Problem to work on: Search the material below for the word "values" and copy every line in which it occurs.

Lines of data
========
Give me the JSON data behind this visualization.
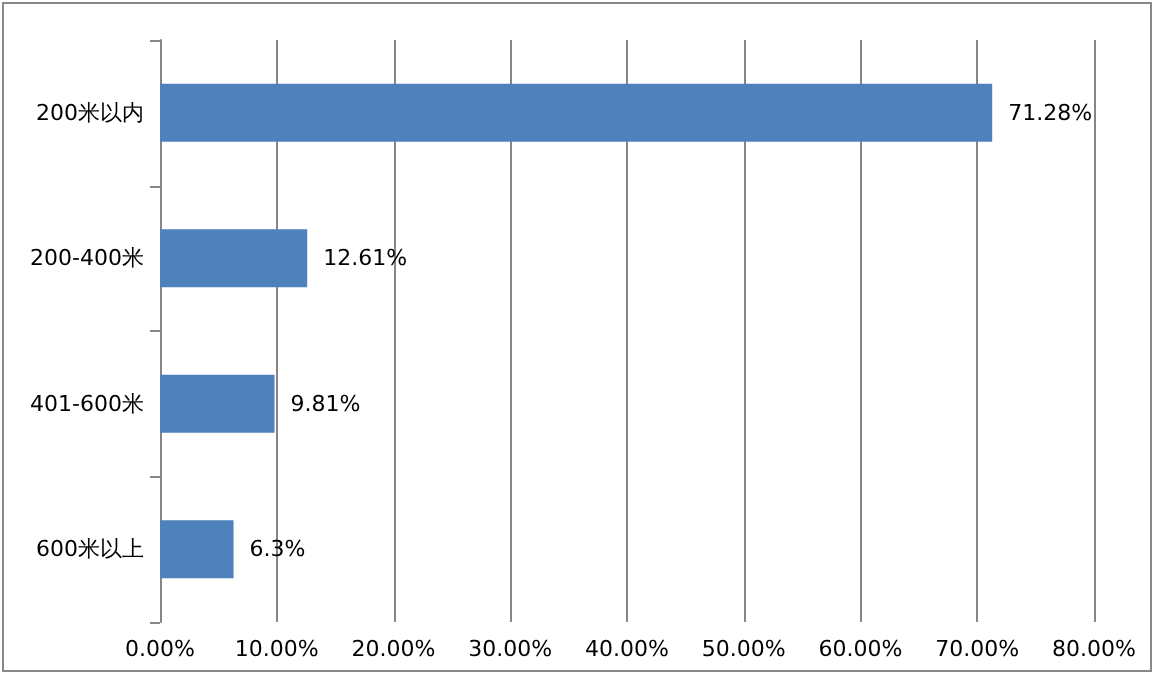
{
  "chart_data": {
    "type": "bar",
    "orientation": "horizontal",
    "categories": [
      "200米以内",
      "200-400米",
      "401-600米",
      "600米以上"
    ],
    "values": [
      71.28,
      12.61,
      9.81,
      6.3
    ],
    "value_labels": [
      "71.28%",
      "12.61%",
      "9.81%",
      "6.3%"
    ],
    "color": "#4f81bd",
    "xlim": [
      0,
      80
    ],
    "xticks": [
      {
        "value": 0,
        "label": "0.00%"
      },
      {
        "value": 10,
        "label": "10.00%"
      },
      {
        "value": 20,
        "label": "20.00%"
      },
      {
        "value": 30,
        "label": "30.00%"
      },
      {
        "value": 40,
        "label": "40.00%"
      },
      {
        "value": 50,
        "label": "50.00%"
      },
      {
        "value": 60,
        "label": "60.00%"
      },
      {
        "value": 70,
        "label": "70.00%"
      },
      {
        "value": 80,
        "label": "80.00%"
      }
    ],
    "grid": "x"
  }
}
========
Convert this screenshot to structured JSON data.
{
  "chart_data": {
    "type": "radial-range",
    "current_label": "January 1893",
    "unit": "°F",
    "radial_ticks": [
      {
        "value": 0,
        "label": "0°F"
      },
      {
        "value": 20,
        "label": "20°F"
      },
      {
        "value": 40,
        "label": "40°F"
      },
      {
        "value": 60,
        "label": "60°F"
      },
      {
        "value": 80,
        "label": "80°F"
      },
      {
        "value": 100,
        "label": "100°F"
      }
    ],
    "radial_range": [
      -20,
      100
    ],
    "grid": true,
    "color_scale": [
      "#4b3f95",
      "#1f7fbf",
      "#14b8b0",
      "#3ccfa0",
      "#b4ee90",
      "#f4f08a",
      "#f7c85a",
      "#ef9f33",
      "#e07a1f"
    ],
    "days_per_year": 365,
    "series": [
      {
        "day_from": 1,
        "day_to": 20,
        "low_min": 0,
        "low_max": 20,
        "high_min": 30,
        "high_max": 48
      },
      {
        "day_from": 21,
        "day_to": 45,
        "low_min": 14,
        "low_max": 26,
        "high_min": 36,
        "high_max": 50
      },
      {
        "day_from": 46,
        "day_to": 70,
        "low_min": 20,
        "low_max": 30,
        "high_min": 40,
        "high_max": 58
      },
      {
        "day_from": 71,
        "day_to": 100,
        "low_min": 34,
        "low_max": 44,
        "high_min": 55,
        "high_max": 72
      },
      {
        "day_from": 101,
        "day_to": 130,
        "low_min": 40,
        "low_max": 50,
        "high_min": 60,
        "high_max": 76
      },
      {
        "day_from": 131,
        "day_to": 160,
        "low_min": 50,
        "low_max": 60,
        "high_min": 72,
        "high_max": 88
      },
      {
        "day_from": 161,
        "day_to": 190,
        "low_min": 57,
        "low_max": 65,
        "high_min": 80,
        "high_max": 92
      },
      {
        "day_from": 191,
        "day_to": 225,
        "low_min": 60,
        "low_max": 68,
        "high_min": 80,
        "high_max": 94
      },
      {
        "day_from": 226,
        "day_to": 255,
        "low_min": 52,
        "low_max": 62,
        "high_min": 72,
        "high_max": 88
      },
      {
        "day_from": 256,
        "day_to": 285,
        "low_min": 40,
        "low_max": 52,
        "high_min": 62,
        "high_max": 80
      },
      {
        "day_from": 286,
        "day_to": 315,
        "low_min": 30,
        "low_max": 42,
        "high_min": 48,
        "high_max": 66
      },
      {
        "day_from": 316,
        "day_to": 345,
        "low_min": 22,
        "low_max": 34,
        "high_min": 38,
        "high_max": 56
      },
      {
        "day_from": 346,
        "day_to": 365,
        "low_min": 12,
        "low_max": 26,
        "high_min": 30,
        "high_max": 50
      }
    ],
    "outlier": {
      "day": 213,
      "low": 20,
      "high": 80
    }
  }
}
========
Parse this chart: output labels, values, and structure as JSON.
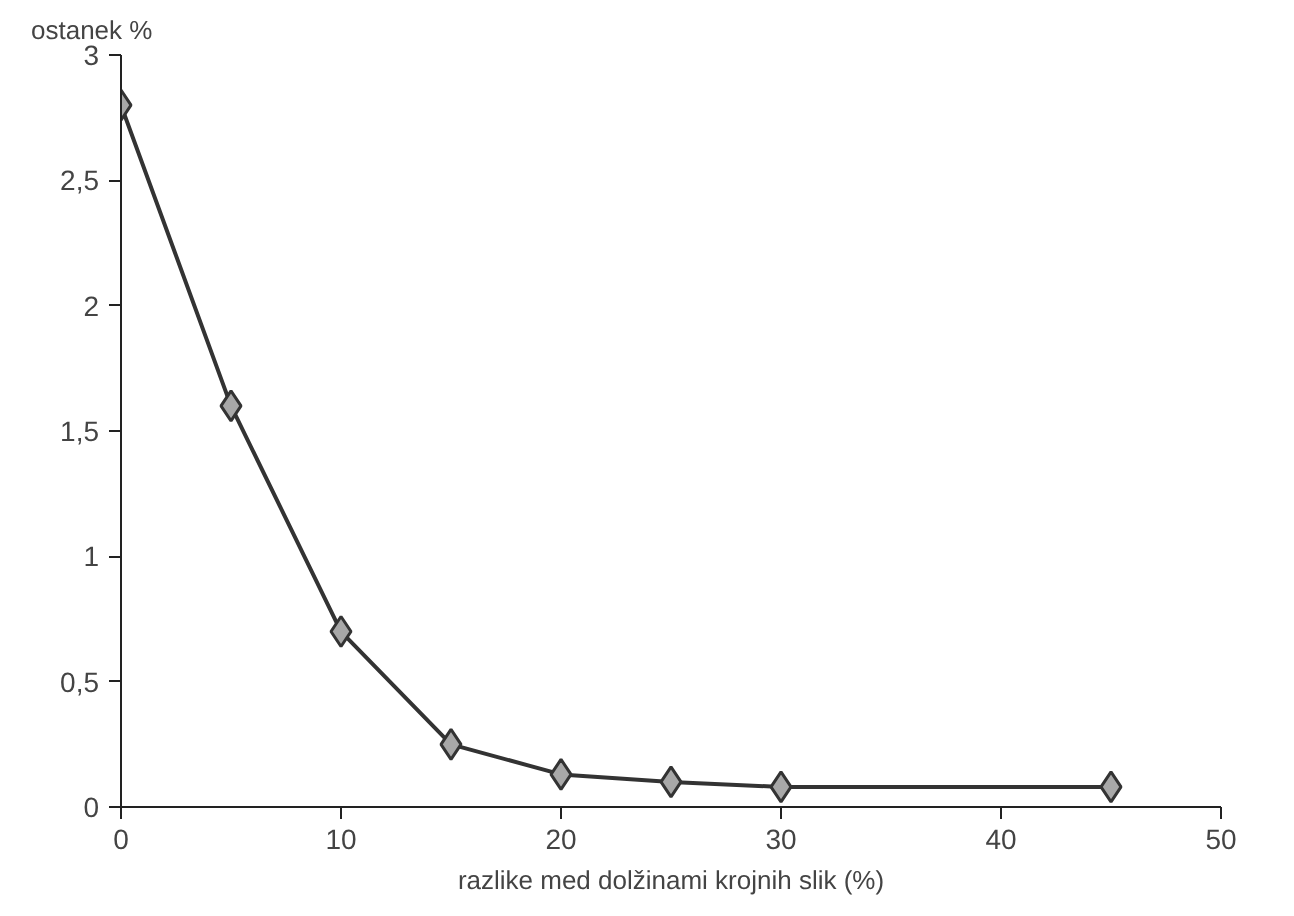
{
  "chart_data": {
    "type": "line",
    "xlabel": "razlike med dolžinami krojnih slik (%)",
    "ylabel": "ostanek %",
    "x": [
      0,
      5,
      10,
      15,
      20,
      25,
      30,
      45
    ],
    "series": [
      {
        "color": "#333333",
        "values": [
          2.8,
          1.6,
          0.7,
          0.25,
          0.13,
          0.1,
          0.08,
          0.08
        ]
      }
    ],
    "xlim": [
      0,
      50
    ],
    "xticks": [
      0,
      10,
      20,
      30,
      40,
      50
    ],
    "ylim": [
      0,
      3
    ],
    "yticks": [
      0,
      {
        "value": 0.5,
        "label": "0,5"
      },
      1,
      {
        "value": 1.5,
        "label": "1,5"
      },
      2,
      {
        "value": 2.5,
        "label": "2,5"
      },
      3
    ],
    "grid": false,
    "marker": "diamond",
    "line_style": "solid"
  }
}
========
The answer:
    "values": [
Parse this chart: output labels, values, and structure as JSON.
        "values": [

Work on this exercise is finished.